**Records supplied**
● ● ●

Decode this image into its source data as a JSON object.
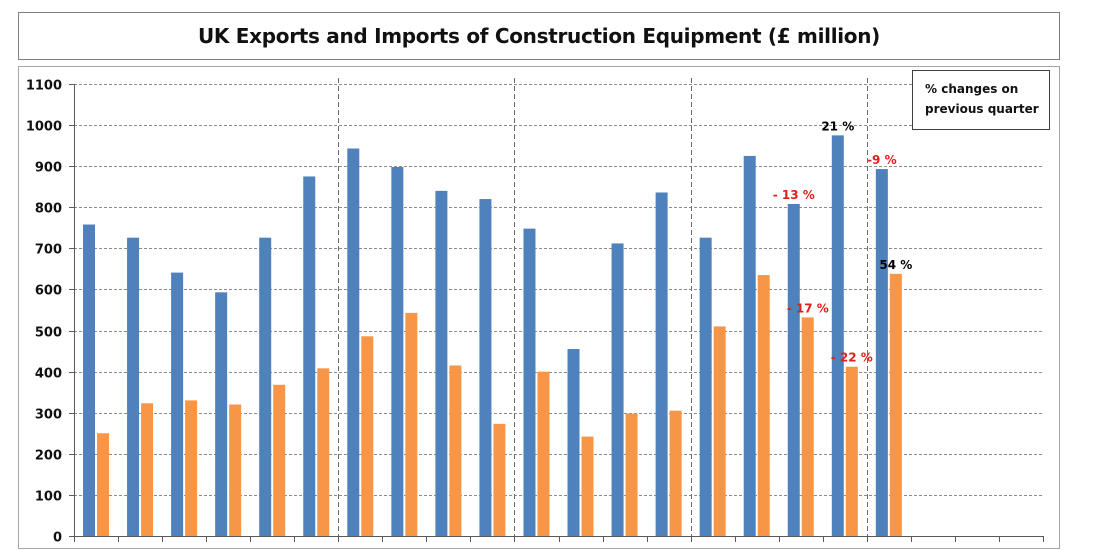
{
  "chart_data": {
    "type": "bar",
    "title": "UK Exports and Imports of Construction Equipment (£ million)",
    "note": "% changes on previous quarter",
    "ylim": [
      0,
      1100
    ],
    "yticks": [
      0,
      100,
      200,
      300,
      400,
      500,
      600,
      700,
      800,
      900,
      1000,
      1100
    ],
    "grid": true,
    "n_slots": 22,
    "group_separators_after": [
      6,
      10,
      14,
      18
    ],
    "series": [
      {
        "color": "#4f81bd",
        "values": [
          758,
          726,
          641,
          593,
          726,
          875,
          943,
          898,
          840,
          820,
          748,
          455,
          712,
          836,
          726,
          925,
          808,
          975,
          893
        ]
      },
      {
        "color": "#f79646",
        "values": [
          250,
          323,
          330,
          320,
          368,
          408,
          486,
          543,
          415,
          273,
          400,
          242,
          298,
          305,
          510,
          635,
          532,
          412,
          638
        ]
      }
    ],
    "annotations": [
      {
        "text": "21 %",
        "series": 0,
        "index": 17,
        "color": "#000000"
      },
      {
        "text": "- 13 %",
        "series": 0,
        "index": 16,
        "color": "#e0201a"
      },
      {
        "text": "-9 %",
        "series": 0,
        "index": 18,
        "color": "#e0201a"
      },
      {
        "text": "- 17 %",
        "series": 1,
        "index": 16,
        "color": "#e0201a"
      },
      {
        "text": "- 22 %",
        "series": 1,
        "index": 17,
        "color": "#e0201a"
      },
      {
        "text": "54 %",
        "series": 1,
        "index": 18,
        "color": "#000000"
      }
    ]
  }
}
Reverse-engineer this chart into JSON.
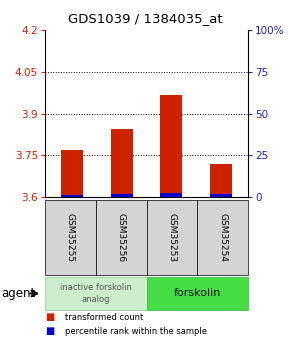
{
  "title": "GDS1039 / 1384035_at",
  "samples": [
    "GSM35255",
    "GSM35256",
    "GSM35253",
    "GSM35254"
  ],
  "transformed_counts": [
    3.77,
    3.845,
    3.965,
    3.72
  ],
  "percentile_values": [
    3.607,
    3.612,
    3.614,
    3.609
  ],
  "ymin": 3.6,
  "ymax": 4.2,
  "yticks_left": [
    3.6,
    3.75,
    3.9,
    4.05,
    4.2
  ],
  "yticks_right": [
    0,
    25,
    50,
    75,
    100
  ],
  "bar_color_red": "#cc2200",
  "bar_color_blue": "#0000cc",
  "group1_label": "inactive forskolin\nanalog",
  "group2_label": "forskolin",
  "group1_color": "#cceecc",
  "group2_color": "#44dd44",
  "legend_red": "transformed count",
  "legend_blue": "percentile rank within the sample",
  "agent_label": "agent",
  "title_fontsize": 9.5,
  "tick_fontsize": 7.5,
  "bar_width": 0.45
}
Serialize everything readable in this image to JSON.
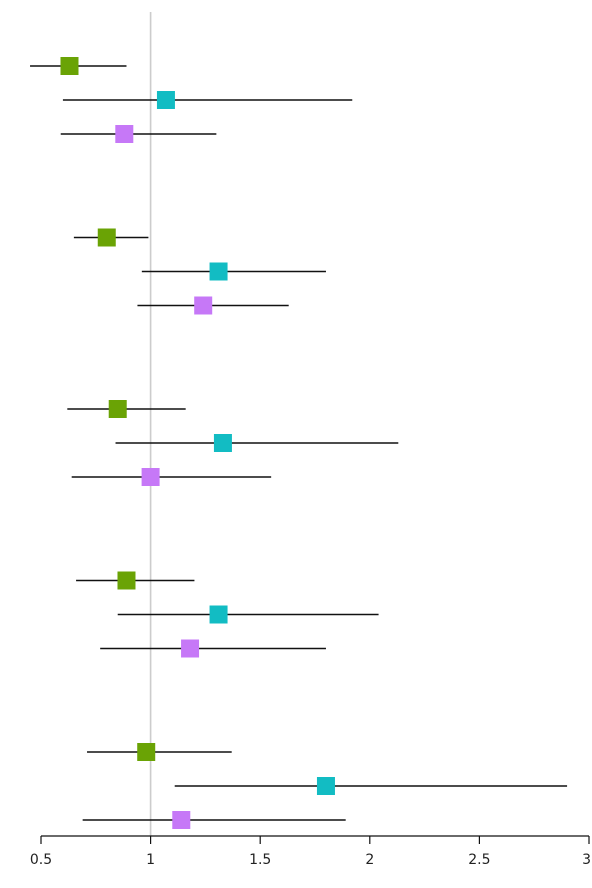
{
  "chart_data": {
    "type": "scatter",
    "title": "",
    "xlabel": "",
    "ylabel": "",
    "xlim": [
      0.5,
      3
    ],
    "reference_line": 1,
    "grid": false,
    "legend": "none",
    "x_ticks": [
      {
        "value": 0.5,
        "label": "0.5"
      },
      {
        "value": 1,
        "label": "1"
      },
      {
        "value": 1.5,
        "label": "1.5"
      },
      {
        "value": 2,
        "label": "2"
      },
      {
        "value": 2.5,
        "label": "2.5"
      },
      {
        "value": 3,
        "label": "3"
      }
    ],
    "series_colors": [
      "#6aa305",
      "#12bcc3",
      "#c678f7"
    ],
    "groups": [
      {
        "estimates": [
          {
            "series": 0,
            "value": 0.63,
            "low": 0.45,
            "high": 0.89
          },
          {
            "series": 1,
            "value": 1.07,
            "low": 0.6,
            "high": 1.92
          },
          {
            "series": 2,
            "value": 0.88,
            "low": 0.59,
            "high": 1.3
          }
        ]
      },
      {
        "estimates": [
          {
            "series": 0,
            "value": 0.8,
            "low": 0.65,
            "high": 0.99
          },
          {
            "series": 1,
            "value": 1.31,
            "low": 0.96,
            "high": 1.8
          },
          {
            "series": 2,
            "value": 1.24,
            "low": 0.94,
            "high": 1.63
          }
        ]
      },
      {
        "estimates": [
          {
            "series": 0,
            "value": 0.85,
            "low": 0.62,
            "high": 1.16
          },
          {
            "series": 1,
            "value": 1.33,
            "low": 0.84,
            "high": 2.13
          },
          {
            "series": 2,
            "value": 1.0,
            "low": 0.64,
            "high": 1.55
          }
        ]
      },
      {
        "estimates": [
          {
            "series": 0,
            "value": 0.89,
            "low": 0.66,
            "high": 1.2
          },
          {
            "series": 1,
            "value": 1.31,
            "low": 0.85,
            "high": 2.04
          },
          {
            "series": 2,
            "value": 1.18,
            "low": 0.77,
            "high": 1.8
          }
        ]
      },
      {
        "estimates": [
          {
            "series": 0,
            "value": 0.98,
            "low": 0.71,
            "high": 1.37
          },
          {
            "series": 1,
            "value": 1.8,
            "low": 1.11,
            "high": 2.9
          },
          {
            "series": 2,
            "value": 1.14,
            "low": 0.69,
            "high": 1.89
          }
        ]
      }
    ]
  }
}
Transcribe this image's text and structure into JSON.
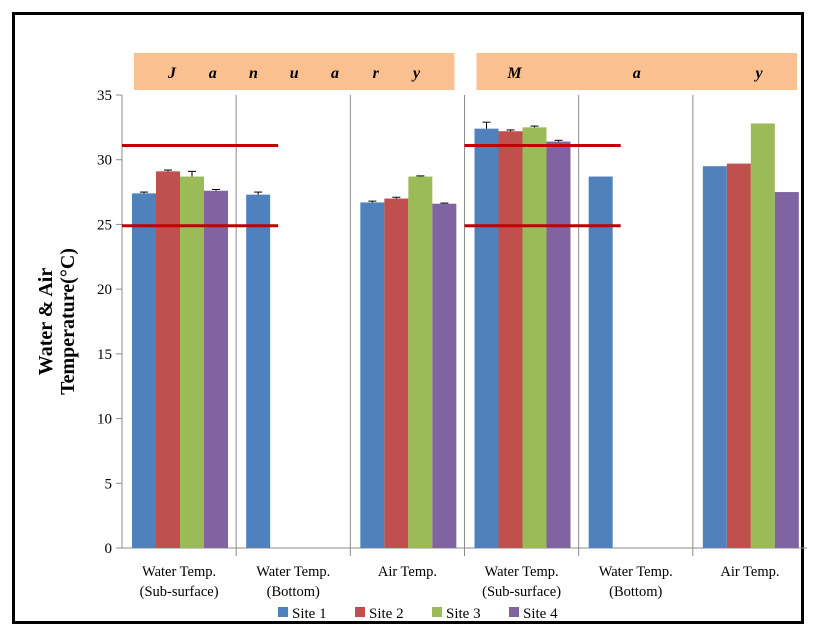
{
  "colors": {
    "site1": "#4F81BD",
    "site2": "#C0504D",
    "site3": "#9BBB59",
    "site4": "#8064A2",
    "month_band": "#FAC090",
    "threshold": "#C00000"
  },
  "chart_data": {
    "type": "bar",
    "title": "",
    "ylabel": "Water & Air Temperature(°C)",
    "ylabel_lines": [
      "Water & Air",
      "Temperature(°C)"
    ],
    "ylim": [
      0,
      35
    ],
    "yticks": [
      0,
      5,
      10,
      15,
      20,
      25,
      30,
      35
    ],
    "grid": false,
    "legend_position": "bottom",
    "months": [
      {
        "label": "January",
        "letters": [
          "J",
          "a",
          "n",
          "u",
          "a",
          "r",
          "y"
        ]
      },
      {
        "label": "May",
        "letters": [
          "M",
          "a",
          "y"
        ]
      }
    ],
    "categories": [
      {
        "line1": "Water Temp.",
        "line2": "(Sub-surface)",
        "month": "January"
      },
      {
        "line1": "Water Temp.",
        "line2": "(Bottom)",
        "month": "January"
      },
      {
        "line1": "Air Temp.",
        "line2": "",
        "month": "January"
      },
      {
        "line1": "Water Temp.",
        "line2": "(Sub-surface)",
        "month": "May"
      },
      {
        "line1": "Water Temp.",
        "line2": "(Bottom)",
        "month": "May"
      },
      {
        "line1": "Air Temp.",
        "line2": "",
        "month": "May"
      }
    ],
    "series": [
      {
        "name": "Site 1",
        "values": [
          27.4,
          27.3,
          26.7,
          32.4,
          28.7,
          29.5
        ],
        "errors": [
          0.1,
          0.2,
          0.1,
          0.5,
          0,
          0
        ]
      },
      {
        "name": "Site 2",
        "values": [
          29.1,
          null,
          27.0,
          32.2,
          null,
          29.7
        ],
        "errors": [
          0.1,
          0,
          0.1,
          0.1,
          0,
          0
        ]
      },
      {
        "name": "Site 3",
        "values": [
          28.7,
          null,
          28.7,
          32.5,
          null,
          32.8
        ],
        "errors": [
          0.4,
          0,
          0.05,
          0.1,
          0,
          0
        ]
      },
      {
        "name": "Site 4",
        "values": [
          27.6,
          null,
          26.6,
          31.4,
          null,
          27.5
        ],
        "errors": [
          0.1,
          0,
          0.05,
          0.1,
          0,
          0
        ]
      }
    ],
    "threshold_lines": [
      {
        "y": 31.1,
        "from_category": 0,
        "to_category": 1
      },
      {
        "y": 24.9,
        "from_category": 0,
        "to_category": 1
      },
      {
        "y": 31.1,
        "from_category": 3,
        "to_category": 4
      },
      {
        "y": 24.9,
        "from_category": 3,
        "to_category": 4
      }
    ]
  }
}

● ● ●

Above are the records; reproduce them exactly and leave out the pictures.

**Complete output**
Decode this image into its source data as a JSON object.
{
  "chart_data": {
    "type": "bar",
    "title": "UK Exports and Imports of Construction Equipment (£ million)",
    "note": "% changes on previous quarter",
    "ylim": [
      0,
      1100
    ],
    "yticks": [
      0,
      100,
      200,
      300,
      400,
      500,
      600,
      700,
      800,
      900,
      1000,
      1100
    ],
    "grid": true,
    "n_slots": 22,
    "group_separators_after": [
      6,
      10,
      14,
      18
    ],
    "series": [
      {
        "color": "#4f81bd",
        "values": [
          758,
          726,
          641,
          593,
          726,
          875,
          943,
          898,
          840,
          820,
          748,
          455,
          712,
          836,
          726,
          925,
          808,
          975,
          893
        ]
      },
      {
        "color": "#f79646",
        "values": [
          250,
          323,
          330,
          320,
          368,
          408,
          486,
          543,
          415,
          273,
          400,
          242,
          298,
          305,
          510,
          635,
          532,
          412,
          638
        ]
      }
    ],
    "annotations": [
      {
        "text": "21 %",
        "series": 0,
        "index": 17,
        "color": "#000000"
      },
      {
        "text": "- 13 %",
        "series": 0,
        "index": 16,
        "color": "#e0201a"
      },
      {
        "text": "-9 %",
        "series": 0,
        "index": 18,
        "color": "#e0201a"
      },
      {
        "text": "- 17 %",
        "series": 1,
        "index": 16,
        "color": "#e0201a"
      },
      {
        "text": "- 22 %",
        "series": 1,
        "index": 17,
        "color": "#e0201a"
      },
      {
        "text": "54 %",
        "series": 1,
        "index": 18,
        "color": "#000000"
      }
    ]
  }
}
Reverse-engineer this chart into JSON.
{
  "title": "GDS1039 / 1384035_at",
  "samples": [
    "GSM35255",
    "GSM35256",
    "GSM35253",
    "GSM35254"
  ],
  "transformed_counts": [
    3.77,
    3.845,
    3.965,
    3.72
  ],
  "percentile_values": [
    3.607,
    3.612,
    3.614,
    3.609
  ],
  "ymin": 3.6,
  "ymax": 4.2,
  "yticks_left": [
    3.6,
    3.75,
    3.9,
    4.05,
    4.2
  ],
  "yticks_right": [
    0,
    25,
    50,
    75,
    100
  ],
  "bar_color_red": "#cc2200",
  "bar_color_blue": "#0000cc",
  "group1_label": "inactive forskolin\nanalog",
  "group2_label": "forskolin",
  "group1_color": "#cceecc",
  "group2_color": "#44dd44",
  "legend_red": "transformed count",
  "legend_blue": "percentile rank within the sample",
  "agent_label": "agent",
  "title_fontsize": 9.5,
  "tick_fontsize": 7.5,
  "bar_width": 0.45
}
Serialize everything readable in this image to JSON.
{
  "chart_data": {
    "type": "scatter",
    "title": "",
    "xlabel": "",
    "ylabel": "",
    "xlim": [
      0.5,
      3
    ],
    "reference_line": 1,
    "grid": false,
    "legend": "none",
    "x_ticks": [
      {
        "value": 0.5,
        "label": "0.5"
      },
      {
        "value": 1,
        "label": "1"
      },
      {
        "value": 1.5,
        "label": "1.5"
      },
      {
        "value": 2,
        "label": "2"
      },
      {
        "value": 2.5,
        "label": "2.5"
      },
      {
        "value": 3,
        "label": "3"
      }
    ],
    "series_colors": [
      "#6aa305",
      "#12bcc3",
      "#c678f7"
    ],
    "groups": [
      {
        "estimates": [
          {
            "series": 0,
            "value": 0.63,
            "low": 0.45,
            "high": 0.89
          },
          {
            "series": 1,
            "value": 1.07,
            "low": 0.6,
            "high": 1.92
          },
          {
            "series": 2,
            "value": 0.88,
            "low": 0.59,
            "high": 1.3
          }
        ]
      },
      {
        "estimates": [
          {
            "series": 0,
            "value": 0.8,
            "low": 0.65,
            "high": 0.99
          },
          {
            "series": 1,
            "value": 1.31,
            "low": 0.96,
            "high": 1.8
          },
          {
            "series": 2,
            "value": 1.24,
            "low": 0.94,
            "high": 1.63
          }
        ]
      },
      {
        "estimates": [
          {
            "series": 0,
            "value": 0.85,
            "low": 0.62,
            "high": 1.16
          },
          {
            "series": 1,
            "value": 1.33,
            "low": 0.84,
            "high": 2.13
          },
          {
            "series": 2,
            "value": 1.0,
            "low": 0.64,
            "high": 1.55
          }
        ]
      },
      {
        "estimates": [
          {
            "series": 0,
            "value": 0.89,
            "low": 0.66,
            "high": 1.2
          },
          {
            "series": 1,
            "value": 1.31,
            "low": 0.85,
            "high": 2.04
          },
          {
            "series": 2,
            "value": 1.18,
            "low": 0.77,
            "high": 1.8
          }
        ]
      },
      {
        "estimates": [
          {
            "series": 0,
            "value": 0.98,
            "low": 0.71,
            "high": 1.37
          },
          {
            "series": 1,
            "value": 1.8,
            "low": 1.11,
            "high": 2.9
          },
          {
            "series": 2,
            "value": 1.14,
            "low": 0.69,
            "high": 1.89
          }
        ]
      }
    ]
  }
}
Transcribe this image's text and structure into JSON.
{
  "colors": {
    "site1": "#4F81BD",
    "site2": "#C0504D",
    "site3": "#9BBB59",
    "site4": "#8064A2",
    "month_band": "#FAC090",
    "threshold": "#C00000"
  },
  "chart_data": {
    "type": "bar",
    "title": "",
    "ylabel": "Water & Air Temperature(°C)",
    "ylabel_lines": [
      "Water & Air",
      "Temperature(°C)"
    ],
    "ylim": [
      0,
      35
    ],
    "yticks": [
      0,
      5,
      10,
      15,
      20,
      25,
      30,
      35
    ],
    "grid": false,
    "legend_position": "bottom",
    "months": [
      {
        "label": "January",
        "letters": [
          "J",
          "a",
          "n",
          "u",
          "a",
          "r",
          "y"
        ]
      },
      {
        "label": "May",
        "letters": [
          "M",
          "a",
          "y"
        ]
      }
    ],
    "categories": [
      {
        "line1": "Water Temp.",
        "line2": "(Sub-surface)",
        "month": "January"
      },
      {
        "line1": "Water Temp.",
        "line2": "(Bottom)",
        "month": "January"
      },
      {
        "line1": "Air Temp.",
        "line2": "",
        "month": "January"
      },
      {
        "line1": "Water Temp.",
        "line2": "(Sub-surface)",
        "month": "May"
      },
      {
        "line1": "Water Temp.",
        "line2": "(Bottom)",
        "month": "May"
      },
      {
        "line1": "Air Temp.",
        "line2": "",
        "month": "May"
      }
    ],
    "series": [
      {
        "name": "Site 1",
        "values": [
          27.4,
          27.3,
          26.7,
          32.4,
          28.7,
          29.5
        ],
        "errors": [
          0.1,
          0.2,
          0.1,
          0.5,
          0,
          0
        ]
      },
      {
        "name": "Site 2",
        "values": [
          29.1,
          null,
          27.0,
          32.2,
          null,
          29.7
        ],
        "errors": [
          0.1,
          0,
          0.1,
          0.1,
          0,
          0
        ]
      },
      {
        "name": "Site 3",
        "values": [
          28.7,
          null,
          28.7,
          32.5,
          null,
          32.8
        ],
        "errors": [
          0.4,
          0,
          0.05,
          0.1,
          0,
          0
        ]
      },
      {
        "name": "Site 4",
        "values": [
          27.6,
          null,
          26.6,
          31.4,
          null,
          27.5
        ],
        "errors": [
          0.1,
          0,
          0.05,
          0.1,
          0,
          0
        ]
      }
    ],
    "threshold_lines": [
      {
        "y": 31.1,
        "from_category": 0,
        "to_category": 1
      },
      {
        "y": 24.9,
        "from_category": 0,
        "to_category": 1
      },
      {
        "y": 31.1,
        "from_category": 3,
        "to_category": 4
      },
      {
        "y": 24.9,
        "from_category": 3,
        "to_category": 4
      }
    ]
  }
}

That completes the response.